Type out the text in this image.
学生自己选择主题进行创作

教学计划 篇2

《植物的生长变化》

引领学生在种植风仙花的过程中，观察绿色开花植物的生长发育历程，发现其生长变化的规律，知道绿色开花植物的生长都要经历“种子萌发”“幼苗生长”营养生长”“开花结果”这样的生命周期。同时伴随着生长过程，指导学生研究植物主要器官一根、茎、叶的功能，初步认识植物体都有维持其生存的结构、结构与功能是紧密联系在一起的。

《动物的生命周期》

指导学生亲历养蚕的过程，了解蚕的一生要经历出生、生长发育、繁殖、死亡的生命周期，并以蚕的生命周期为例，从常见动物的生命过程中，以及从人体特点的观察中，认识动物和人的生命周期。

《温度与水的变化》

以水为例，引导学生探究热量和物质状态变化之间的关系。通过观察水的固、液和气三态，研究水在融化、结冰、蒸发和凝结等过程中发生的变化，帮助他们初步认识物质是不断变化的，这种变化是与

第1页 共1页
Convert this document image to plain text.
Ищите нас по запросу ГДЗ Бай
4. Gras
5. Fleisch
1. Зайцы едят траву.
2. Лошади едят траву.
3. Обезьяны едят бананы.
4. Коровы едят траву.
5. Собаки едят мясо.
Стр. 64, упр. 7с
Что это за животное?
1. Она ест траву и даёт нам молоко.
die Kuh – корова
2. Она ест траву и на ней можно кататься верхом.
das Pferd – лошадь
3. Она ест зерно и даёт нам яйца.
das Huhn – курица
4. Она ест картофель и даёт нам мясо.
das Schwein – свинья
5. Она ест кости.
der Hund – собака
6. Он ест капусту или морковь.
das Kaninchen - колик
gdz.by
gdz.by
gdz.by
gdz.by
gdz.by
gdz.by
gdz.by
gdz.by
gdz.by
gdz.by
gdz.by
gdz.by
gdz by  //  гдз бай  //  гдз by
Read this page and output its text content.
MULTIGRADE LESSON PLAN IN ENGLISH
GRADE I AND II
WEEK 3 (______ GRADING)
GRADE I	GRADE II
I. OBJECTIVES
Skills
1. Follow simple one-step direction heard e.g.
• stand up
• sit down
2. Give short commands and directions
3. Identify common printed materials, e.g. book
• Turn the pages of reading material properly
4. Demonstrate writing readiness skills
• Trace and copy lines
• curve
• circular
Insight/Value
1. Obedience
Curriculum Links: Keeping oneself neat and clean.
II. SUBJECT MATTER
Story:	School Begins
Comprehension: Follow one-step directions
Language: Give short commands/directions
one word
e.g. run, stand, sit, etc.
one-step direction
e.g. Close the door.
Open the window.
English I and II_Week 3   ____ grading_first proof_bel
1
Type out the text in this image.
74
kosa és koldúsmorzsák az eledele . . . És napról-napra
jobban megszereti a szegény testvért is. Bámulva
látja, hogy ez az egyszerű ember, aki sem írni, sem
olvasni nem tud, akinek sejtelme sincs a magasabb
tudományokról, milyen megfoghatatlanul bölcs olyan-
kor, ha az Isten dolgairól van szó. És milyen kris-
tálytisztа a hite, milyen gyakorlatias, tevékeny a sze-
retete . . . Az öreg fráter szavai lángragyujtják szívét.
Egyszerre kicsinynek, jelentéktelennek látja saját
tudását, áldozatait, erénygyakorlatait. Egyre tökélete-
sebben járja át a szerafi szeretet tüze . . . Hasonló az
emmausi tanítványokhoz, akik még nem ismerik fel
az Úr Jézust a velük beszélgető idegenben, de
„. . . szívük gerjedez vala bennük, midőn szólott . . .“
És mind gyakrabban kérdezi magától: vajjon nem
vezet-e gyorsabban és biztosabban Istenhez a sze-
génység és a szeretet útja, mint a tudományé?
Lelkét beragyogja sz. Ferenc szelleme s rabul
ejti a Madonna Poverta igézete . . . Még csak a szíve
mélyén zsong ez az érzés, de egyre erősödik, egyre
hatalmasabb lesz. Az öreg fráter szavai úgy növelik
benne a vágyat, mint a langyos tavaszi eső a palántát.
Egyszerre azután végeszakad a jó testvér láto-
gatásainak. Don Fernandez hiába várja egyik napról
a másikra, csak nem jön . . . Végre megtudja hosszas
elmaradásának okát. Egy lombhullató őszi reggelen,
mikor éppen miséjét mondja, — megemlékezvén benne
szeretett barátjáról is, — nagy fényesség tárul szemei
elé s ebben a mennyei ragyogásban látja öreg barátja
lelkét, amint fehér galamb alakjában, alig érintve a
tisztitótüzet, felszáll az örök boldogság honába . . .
+ + + +
▶ Stated goal
Recite the full listing above exactly.

▶ Answer to the problem
Type out the text in this image.
学生自己选择主题进行创作

教学计划 篇2

《植物的生长变化》

引领学生在种植风仙花的过程中，观察绿色开花植物的生长发育历程，发现其生长变化的规律，知道绿色开花植物的生长都要经历“种子萌发”“幼苗生长”营养生长”“开花结果”这样的生命周期。同时伴随着生长过程，指导学生研究植物主要器官一根、茎、叶的功能，初步认识植物体都有维持其生存的结构、结构与功能是紧密联系在一起的。

《动物的生命周期》

指导学生亲历养蚕的过程，了解蚕的一生要经历出生、生长发育、繁殖、死亡的生命周期，并以蚕的生命周期为例，从常见动物的生命过程中，以及从人体特点的观察中，认识动物和人的生命周期。

《温度与水的变化》

以水为例，引导学生探究热量和物质状态变化之间的关系。通过观察水的固、液和气三态，研究水在融化、结冰、蒸发和凝结等过程中发生的变化，帮助他们初步认识物质是不断变化的，这种变化是与

第1页 共1页
Convert this document image to plain text.
Ищите нас по запросу ГДЗ Бай
4. Gras
5. Fleisch
1. Зайцы едят траву.
2. Лошади едят траву.
3. Обезьяны едят бананы.
4. Коровы едят траву.
5. Собаки едят мясо.
Стр. 64, упр. 7с
Что это за животное?
1. Она ест траву и даёт нам молоко.
die Kuh – корова
2. Она ест траву и на ней можно кататься верхом.
das Pferd – лошадь
3. Она ест зерно и даёт нам яйца.
das Huhn – курица
4. Она ест картофель и даёт нам мясо.
das Schwein – свинья
5. Она ест кости.
der Hund – собака
6. Он ест капусту или морковь.
das Kaninchen - колик
gdz.by
gdz.by
gdz.by
gdz.by
gdz.by
gdz.by
gdz.by
gdz.by
gdz.by
gdz.by
gdz.by
gdz.by
gdz by  //  гдз бай  //  гдз by
Read this page and output its text content.
MULTIGRADE LESSON PLAN IN ENGLISH
GRADE I AND II
WEEK 3 (______ GRADING)
GRADE I	GRADE II
I. OBJECTIVES
Skills
1. Follow simple one-step direction heard e.g.
• stand up
• sit down
2. Give short commands and directions
3. Identify common printed materials, e.g. book
• Turn the pages of reading material properly
4. Demonstrate writing readiness skills
• Trace and copy lines
• curve
• circular
Insight/Value
1. Obedience
Curriculum Links: Keeping oneself neat and clean.
II. SUBJECT MATTER
Story:	School Begins
Comprehension: Follow one-step directions
Language: Give short commands/directions
one word
e.g. run, stand, sit, etc.
one-step direction
e.g. Close the door.
Open the window.
English I and II_Week 3   ____ grading_first proof_bel
1
Type out the text in this image.
74
kosa és koldúsmorzsák az eledele . . . És napról-napra
jobban megszereti a szegény testvért is. Bámulva
látja, hogy ez az egyszerű ember, aki sem írni, sem
olvasni nem tud, akinek sejtelme sincs a magasabb
tudományokról, milyen megfoghatatlanul bölcs olyan-
kor, ha az Isten dolgairól van szó. És milyen kris-
tálytisztа a hite, milyen gyakorlatias, tevékeny a sze-
retete . . . Az öreg fráter szavai lángragyujtják szívét.
Egyszerre kicsinynek, jelentéktelennek látja saját
tudását, áldozatait, erénygyakorlatait. Egyre tökélete-
sebben járja át a szerafi szeretet tüze . . . Hasonló az
emmausi tanítványokhoz, akik még nem ismerik fel
az Úr Jézust a velük beszélgető idegenben, de
„. . . szívük gerjedez vala bennük, midőn szólott . . .“
És mind gyakrabban kérdezi magától: vajjon nem
vezet-e gyorsabban és biztosabban Istenhez a sze-
génység és a szeretet útja, mint a tudományé?
Lelkét beragyogja sz. Ferenc szelleme s rabul
ejti a Madonna Poverta igézete . . . Még csak a szíve
mélyén zsong ez az érzés, de egyre erősödik, egyre
hatalmasabb lesz. Az öreg fráter szavai úgy növelik
benne a vágyat, mint a langyos tavaszi eső a palántát.
Egyszerre azután végeszakad a jó testvér láto-
gatásainak. Don Fernandez hiába várja egyik napról
a másikra, csak nem jön . . . Végre megtudja hosszas
elmaradásának okát. Egy lombhullató őszi reggelen,
mikor éppen miséjét mondja, — megemlékezvén benne
szeretett barátjáról is, — nagy fényesség tárul szemei
elé s ebben a mennyei ragyogásban látja öreg barátja
lelkét, amint fehér galamb alakjában, alig érintve a
tisztitótüzet, felszáll az örök boldogság honába . . .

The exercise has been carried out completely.